* Instruction: Search the material below for the string "Microsoft" and extract each line that has it.

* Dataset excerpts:
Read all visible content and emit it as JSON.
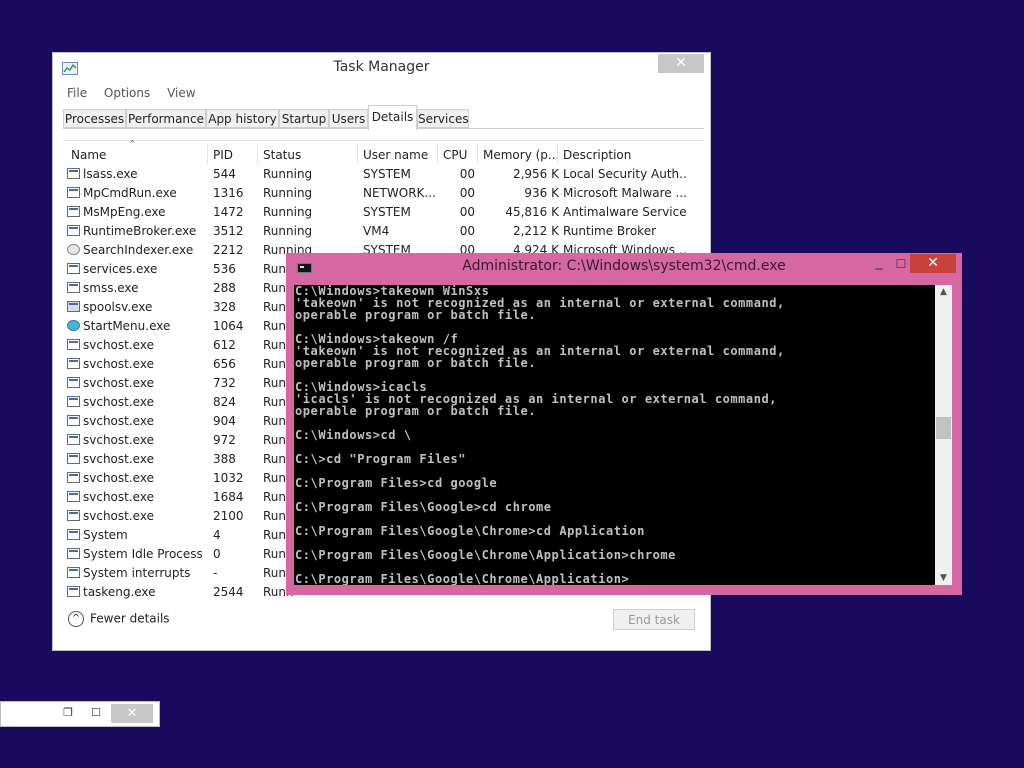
{
  "task_manager": {
    "title": "Task Manager",
    "close_glyph": "✕",
    "menu": [
      "File",
      "Options",
      "View"
    ],
    "tabs": [
      "Processes",
      "Performance",
      "App history",
      "Startup",
      "Users",
      "Details",
      "Services"
    ],
    "active_tab": "Details",
    "columns": [
      "Name",
      "PID",
      "Status",
      "User name",
      "CPU",
      "Memory (p...",
      "Description"
    ],
    "sort_glyph": "^",
    "rows": [
      {
        "name": "lsass.exe",
        "pid": "544",
        "status": "Running",
        "user": "SYSTEM",
        "cpu": "00",
        "mem": "2,956 K",
        "desc": "Local Security Auth...",
        "icon": "window-icon"
      },
      {
        "name": "MpCmdRun.exe",
        "pid": "1316",
        "status": "Running",
        "user": "NETWORK...",
        "cpu": "00",
        "mem": "936 K",
        "desc": "Microsoft Malware ...",
        "icon": "window-icon"
      },
      {
        "name": "MsMpEng.exe",
        "pid": "1472",
        "status": "Running",
        "user": "SYSTEM",
        "cpu": "00",
        "mem": "45,816 K",
        "desc": "Antimalware Service...",
        "icon": "window-icon"
      },
      {
        "name": "RuntimeBroker.exe",
        "pid": "3512",
        "status": "Running",
        "user": "VM4",
        "cpu": "00",
        "mem": "2,212 K",
        "desc": "Runtime Broker",
        "icon": "window-icon"
      },
      {
        "name": "SearchIndexer.exe",
        "pid": "2212",
        "status": "Running",
        "user": "SYSTEM",
        "cpu": "00",
        "mem": "4,924 K",
        "desc": "Microsoft Windows ...",
        "icon": "search-icon"
      },
      {
        "name": "services.exe",
        "pid": "536",
        "status": "Runn",
        "icon": "window-icon"
      },
      {
        "name": "smss.exe",
        "pid": "288",
        "status": "Runn",
        "icon": "window-icon"
      },
      {
        "name": "spoolsv.exe",
        "pid": "328",
        "status": "Runn",
        "icon": "printer-icon"
      },
      {
        "name": "StartMenu.exe",
        "pid": "1064",
        "status": "Runn",
        "icon": "globe-icon"
      },
      {
        "name": "svchost.exe",
        "pid": "612",
        "status": "Runn",
        "icon": "window-icon"
      },
      {
        "name": "svchost.exe",
        "pid": "656",
        "status": "Runn",
        "icon": "window-icon"
      },
      {
        "name": "svchost.exe",
        "pid": "732",
        "status": "Runn",
        "icon": "window-icon"
      },
      {
        "name": "svchost.exe",
        "pid": "824",
        "status": "Runn",
        "icon": "window-icon"
      },
      {
        "name": "svchost.exe",
        "pid": "904",
        "status": "Runn",
        "icon": "window-icon"
      },
      {
        "name": "svchost.exe",
        "pid": "972",
        "status": "Runn",
        "icon": "window-icon"
      },
      {
        "name": "svchost.exe",
        "pid": "388",
        "status": "Runn",
        "icon": "window-icon"
      },
      {
        "name": "svchost.exe",
        "pid": "1032",
        "status": "Runn",
        "icon": "window-icon"
      },
      {
        "name": "svchost.exe",
        "pid": "1684",
        "status": "Runn",
        "icon": "window-icon"
      },
      {
        "name": "svchost.exe",
        "pid": "2100",
        "status": "Runn",
        "icon": "window-icon"
      },
      {
        "name": "System",
        "pid": "4",
        "status": "Runn",
        "icon": "window-icon"
      },
      {
        "name": "System Idle Process",
        "pid": "0",
        "status": "Runn",
        "icon": "window-icon"
      },
      {
        "name": "System interrupts",
        "pid": "-",
        "status": "Runn",
        "icon": "window-icon"
      },
      {
        "name": "taskeng.exe",
        "pid": "2544",
        "status": "Runn",
        "icon": "window-icon"
      }
    ],
    "fewer_details_glyph": "^",
    "fewer_details": "Fewer details",
    "end_task": "End task"
  },
  "cmd": {
    "title": "Administrator: C:\\Windows\\system32\\cmd.exe",
    "min_glyph": "_",
    "max_glyph": "☐",
    "close_glyph": "✕",
    "lines": [
      "C:\\Windows>takeown WinSxs",
      "'takeown' is not recognized as an internal or external command,",
      "operable program or batch file.",
      "",
      "C:\\Windows>takeown /f",
      "'takeown' is not recognized as an internal or external command,",
      "operable program or batch file.",
      "",
      "C:\\Windows>icacls",
      "'icacls' is not recognized as an internal or external command,",
      "operable program or batch file.",
      "",
      "C:\\Windows>cd \\",
      "",
      "C:\\>cd \"Program Files\"",
      "",
      "C:\\Program Files>cd google",
      "",
      "C:\\Program Files\\Google>cd chrome",
      "",
      "C:\\Program Files\\Google\\Chrome>cd Application",
      "",
      "C:\\Program Files\\Google\\Chrome\\Application>chrome",
      "",
      "C:\\Program Files\\Google\\Chrome\\Application>"
    ],
    "scroll_up_glyph": "▲",
    "scroll_down_glyph": "▼"
  },
  "minimized": {
    "restore_glyph": "❐",
    "max_glyph": "☐",
    "close_glyph": "✕"
  },
  "colors": {
    "desktop": "#1a0a5e",
    "cmd_frame": "#d567a3",
    "cmd_close": "#c8413a"
  }
}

* Answer below:
        "desc": "Microsoft Malware ...",
        "desc": "Microsoft Windows ...",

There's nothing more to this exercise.